● WHAT TO WORK ON
What is the number of lines in these entries that include "Marek"? Write that number and no other text.

● EXTRACTED ENTRIES
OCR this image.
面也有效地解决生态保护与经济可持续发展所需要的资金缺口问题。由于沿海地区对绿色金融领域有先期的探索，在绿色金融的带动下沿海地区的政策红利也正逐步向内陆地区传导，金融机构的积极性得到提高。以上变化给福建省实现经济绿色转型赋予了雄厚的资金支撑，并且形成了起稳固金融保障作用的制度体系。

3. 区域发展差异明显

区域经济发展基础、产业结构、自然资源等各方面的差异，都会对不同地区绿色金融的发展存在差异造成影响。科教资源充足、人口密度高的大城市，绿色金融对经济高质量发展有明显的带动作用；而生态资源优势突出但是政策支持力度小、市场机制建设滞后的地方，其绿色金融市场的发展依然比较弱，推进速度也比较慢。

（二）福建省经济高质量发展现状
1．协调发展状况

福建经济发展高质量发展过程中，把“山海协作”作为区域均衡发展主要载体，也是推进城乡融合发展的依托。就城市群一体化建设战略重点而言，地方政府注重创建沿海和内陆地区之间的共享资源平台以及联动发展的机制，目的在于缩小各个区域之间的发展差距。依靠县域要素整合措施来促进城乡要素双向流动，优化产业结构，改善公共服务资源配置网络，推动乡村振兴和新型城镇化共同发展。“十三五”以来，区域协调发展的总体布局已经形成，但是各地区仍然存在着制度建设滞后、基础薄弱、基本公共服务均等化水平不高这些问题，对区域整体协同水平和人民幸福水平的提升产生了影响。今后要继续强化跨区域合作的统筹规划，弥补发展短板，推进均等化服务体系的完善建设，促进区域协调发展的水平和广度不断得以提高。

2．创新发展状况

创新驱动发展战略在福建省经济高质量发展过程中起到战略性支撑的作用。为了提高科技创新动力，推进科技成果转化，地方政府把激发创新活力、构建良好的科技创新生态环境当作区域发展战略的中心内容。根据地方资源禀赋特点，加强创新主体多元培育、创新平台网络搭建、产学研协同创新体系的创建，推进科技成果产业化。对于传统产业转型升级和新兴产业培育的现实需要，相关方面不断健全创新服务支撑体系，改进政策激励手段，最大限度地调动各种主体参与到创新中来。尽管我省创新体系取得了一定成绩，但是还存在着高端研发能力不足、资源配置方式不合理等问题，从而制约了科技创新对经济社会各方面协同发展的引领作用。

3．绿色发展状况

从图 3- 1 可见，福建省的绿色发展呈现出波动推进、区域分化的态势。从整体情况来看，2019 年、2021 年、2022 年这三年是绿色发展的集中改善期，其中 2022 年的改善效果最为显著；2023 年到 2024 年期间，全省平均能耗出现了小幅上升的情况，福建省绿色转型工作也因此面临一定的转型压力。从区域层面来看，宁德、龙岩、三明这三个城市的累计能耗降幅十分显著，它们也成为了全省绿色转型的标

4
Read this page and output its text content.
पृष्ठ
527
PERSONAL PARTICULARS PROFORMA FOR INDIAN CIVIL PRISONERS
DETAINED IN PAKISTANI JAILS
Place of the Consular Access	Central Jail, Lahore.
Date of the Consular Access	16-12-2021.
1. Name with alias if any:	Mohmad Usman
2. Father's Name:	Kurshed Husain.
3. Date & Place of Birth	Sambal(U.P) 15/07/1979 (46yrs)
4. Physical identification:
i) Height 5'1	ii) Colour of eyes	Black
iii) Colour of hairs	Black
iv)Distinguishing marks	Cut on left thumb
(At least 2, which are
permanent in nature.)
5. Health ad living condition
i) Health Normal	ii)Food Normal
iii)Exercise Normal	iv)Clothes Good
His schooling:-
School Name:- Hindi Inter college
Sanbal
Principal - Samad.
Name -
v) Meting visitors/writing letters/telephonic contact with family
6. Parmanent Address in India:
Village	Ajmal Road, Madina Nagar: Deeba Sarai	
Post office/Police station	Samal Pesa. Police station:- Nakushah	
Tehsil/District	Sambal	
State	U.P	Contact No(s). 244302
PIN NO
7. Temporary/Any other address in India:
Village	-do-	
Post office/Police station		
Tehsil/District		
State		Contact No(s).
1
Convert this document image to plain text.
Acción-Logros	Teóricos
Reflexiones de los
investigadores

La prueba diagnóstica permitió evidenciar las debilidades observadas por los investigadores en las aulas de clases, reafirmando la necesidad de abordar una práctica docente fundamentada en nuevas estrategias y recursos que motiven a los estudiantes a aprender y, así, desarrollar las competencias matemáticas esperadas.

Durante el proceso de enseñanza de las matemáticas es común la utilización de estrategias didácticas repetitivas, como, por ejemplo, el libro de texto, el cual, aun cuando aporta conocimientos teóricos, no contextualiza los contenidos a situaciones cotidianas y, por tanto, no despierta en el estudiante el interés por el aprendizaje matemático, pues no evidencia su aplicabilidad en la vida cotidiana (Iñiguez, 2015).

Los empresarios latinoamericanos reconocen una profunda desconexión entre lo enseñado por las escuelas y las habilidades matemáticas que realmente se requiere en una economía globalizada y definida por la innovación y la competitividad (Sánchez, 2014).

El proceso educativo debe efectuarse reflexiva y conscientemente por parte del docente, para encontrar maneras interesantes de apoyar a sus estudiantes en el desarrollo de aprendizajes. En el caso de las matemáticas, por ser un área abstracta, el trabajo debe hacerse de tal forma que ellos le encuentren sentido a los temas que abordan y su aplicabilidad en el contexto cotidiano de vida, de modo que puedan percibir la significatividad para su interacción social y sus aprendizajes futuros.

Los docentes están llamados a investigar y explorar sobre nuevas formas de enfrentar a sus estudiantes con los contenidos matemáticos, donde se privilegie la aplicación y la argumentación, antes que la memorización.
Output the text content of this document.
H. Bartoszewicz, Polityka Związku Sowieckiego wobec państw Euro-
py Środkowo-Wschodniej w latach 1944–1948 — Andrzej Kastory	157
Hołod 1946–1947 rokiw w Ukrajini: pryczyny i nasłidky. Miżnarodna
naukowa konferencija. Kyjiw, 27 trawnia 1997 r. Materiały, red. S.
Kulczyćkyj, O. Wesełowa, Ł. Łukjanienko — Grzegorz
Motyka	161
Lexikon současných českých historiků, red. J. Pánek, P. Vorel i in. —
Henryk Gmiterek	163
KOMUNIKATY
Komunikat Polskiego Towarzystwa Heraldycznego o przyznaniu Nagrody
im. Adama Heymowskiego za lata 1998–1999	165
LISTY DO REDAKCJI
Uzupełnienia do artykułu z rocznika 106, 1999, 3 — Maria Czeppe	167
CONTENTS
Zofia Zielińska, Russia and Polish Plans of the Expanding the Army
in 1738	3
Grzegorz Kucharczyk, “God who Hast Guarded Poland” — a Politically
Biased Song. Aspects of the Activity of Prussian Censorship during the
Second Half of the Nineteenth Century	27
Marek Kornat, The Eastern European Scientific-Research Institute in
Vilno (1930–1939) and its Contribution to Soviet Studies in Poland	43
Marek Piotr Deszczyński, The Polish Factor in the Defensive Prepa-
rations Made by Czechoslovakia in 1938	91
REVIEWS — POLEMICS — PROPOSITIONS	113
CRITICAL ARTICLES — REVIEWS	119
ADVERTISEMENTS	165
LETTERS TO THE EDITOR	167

● RESULT OF THIS EXERCISE
2